** START **
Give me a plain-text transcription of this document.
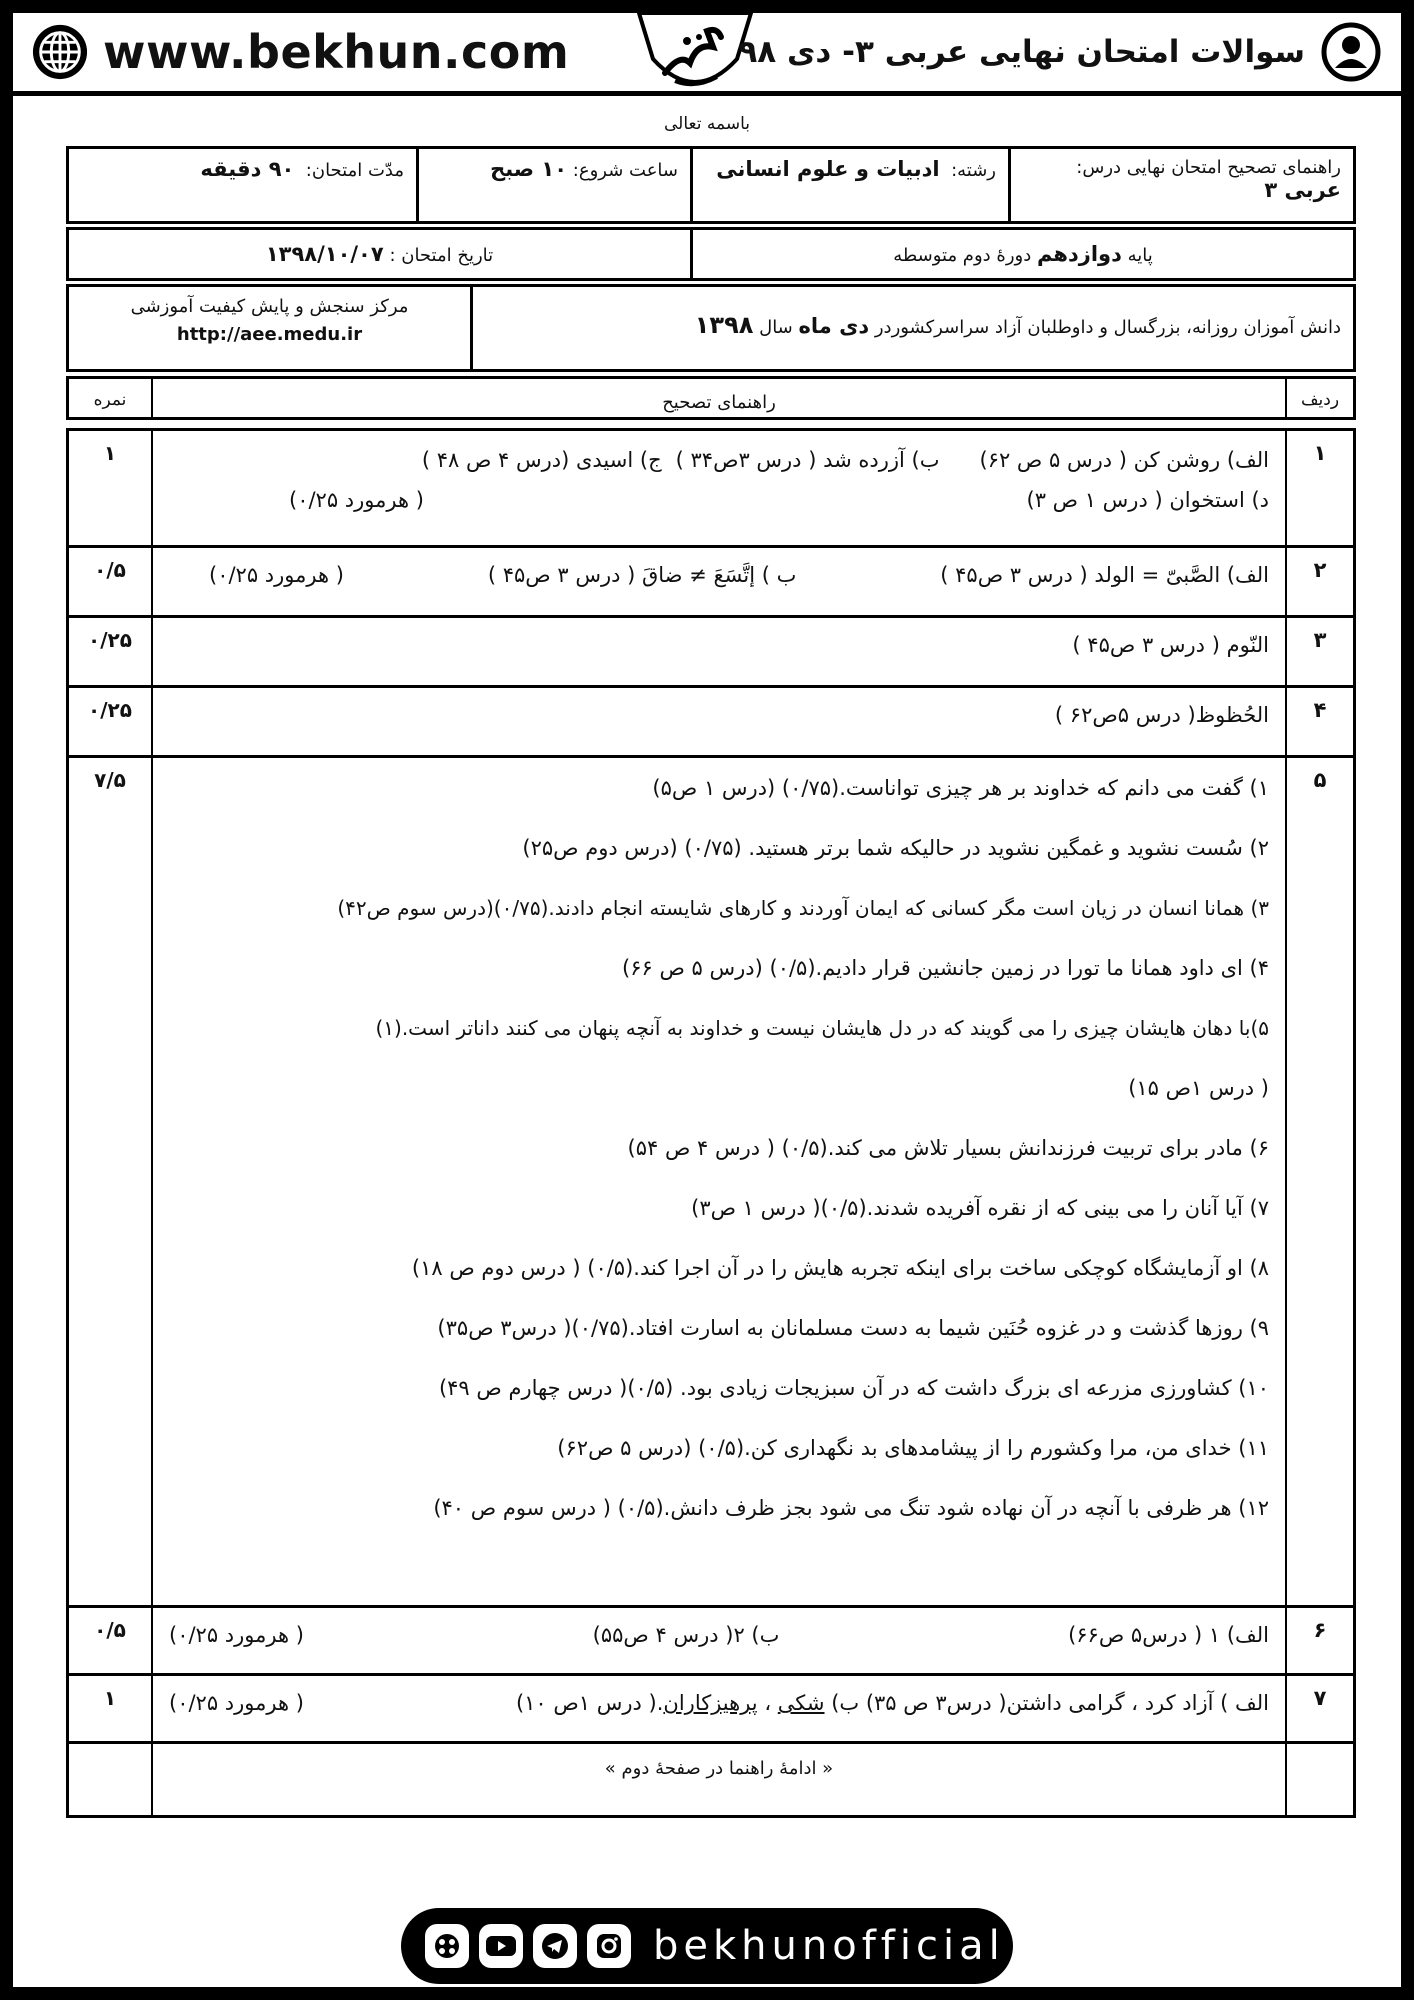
www.bekhun.com	سوالات امتحان نهایی عربی ۳- دی ۹۸
باسمه تعالی
راهنمای تصحیح امتحان نهایی درس: عربی ۳
رشته:  ادبیات و علوم انسانی
ساعت شروع: ۱۰ صبح
مدّت امتحان:  ۹۰ دقیقه
پایه دوازدهم دورۀ دوم متوسطه
تاریخ امتحان : ۱۳۹۸/۱۰/۰۷
دانش آموزان روزانه، بزرگسال و داوطلبان آزاد سراسرکشوردر دی ماه سال ۱۳۹۸
مرکز سنجش و پایش کیفیت آموزشی
http://aee.medu.ir
ردیف
راهنمای تصحیح
نمره
۱
الف) روشن کن ( درس ۵ ص ۶۲)
ب) آزرده شد ( درس ۳ص۳۴ )
ج) اسیدی (درس ۴ ص ۴۸ )
د) استخوان ( درس ۱ ص ۳)
( هرمورد ۰/۲۵)
۱
۲
الف) الصَّبیّ = الولد ( درس ۳ ص۴۵ )
ب ) إتَّسَعَ ≠ ضاقَ ( درس ۳ ص۴۵ )
( هرمورد ۰/۲۵)
۰/۵
۳
النّوم ( درس ۳ ص۴۵ )
۰/۲۵
۴
الحُظوظ( درس ۵ص۶۲ )
۰/۲۵
۵
۱) گفت می دانم که خداوند بر هر چیزی تواناست.(۰/۷۵) (درس ۱ ص۵)
۲) سُست نشوید و غمگین نشوید در حالیکه شما برتر هستید. (۰/۷۵) (درس دوم ص۲۵)
۳) همانا انسان در زیان است مگر کسانی که ایمان آوردند و کارهای شایسته انجام دادند.(۰/۷۵)(درس سوم ص۴۲)
۴) ای داود همانا ما تورا در زمین جانشین قرار دادیم.(۰/۵) (درس ۵ ص ۶۶)
۵)با دهان هایشان چیزی را می گویند که در دل هایشان نیست و خداوند به آنچه پنهان می کنند داناتر است.(۱)
( درس ۱ص ۱۵)
۶) مادر برای تربیت فرزندانش بسیار تلاش می کند.(۰/۵) ( درس ۴ ص ۵۴)
۷) آیا آنان را می بینی که از نقره آفریده شدند.(۰/۵)( درس ۱ ص۳)
۸) او آزمایشگاه کوچکی ساخت برای اینکه تجربه هایش را در آن اجرا کند.(۰/۵) ( درس دوم ص ۱۸)
۹) روزها گذشت و در غزوه حُنَین شیما به دست مسلمانان به اسارت افتاد.(۰/۷۵)( درس۳ ص۳۵)
۱۰) کشاورزی مزرعه ای بزرگ داشت که در آن سبزیجات زیادی بود. (۰/۵)( درس چهارم ص ۴۹)
۱۱) خدای من، مرا وکشورم را از پیشامدهای بد نگهداری کن.(۰/۵) (درس ۵ ص۶۲)
۱۲) هر ظرفی با آنچه در آن نهاده شود تنگ می شود بجز ظرف دانش.(۰/۵) ( درس سوم ص ۴۰)
۷/۵
۶
الف) ۱ ( درس۵ ص۶۶)
ب) ۲( درس ۴ ص۵۵)
( هرمورد ۰/۲۵)
۰/۵
۷
الف ) آزاد کرد ، گرامی داشتن( درس۳ ص ۳۵) ب) شکی ، پرهیزکاران.( درس ۱ص ۱۰)
( هرمورد ۰/۲۵)
۱
« ادامۀ راهنما در صفحۀ دوم »
bekhunofficial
** END **
▶ **Exercise prompt**
Check each line above for the word "آنچه", and copy the lines where it appears.

▶ **Full response**
۵)با دهان هایشان چیزی را می گویند که در دل هایشان نیست و خداوند به آنچه پنهان می کنند داناتر است.(۱)
۱۲) هر ظرفی با آنچه در آن نهاده شود تنگ می شود بجز ظرف دانش.(۰/۵) ( درس سوم ص ۴۰)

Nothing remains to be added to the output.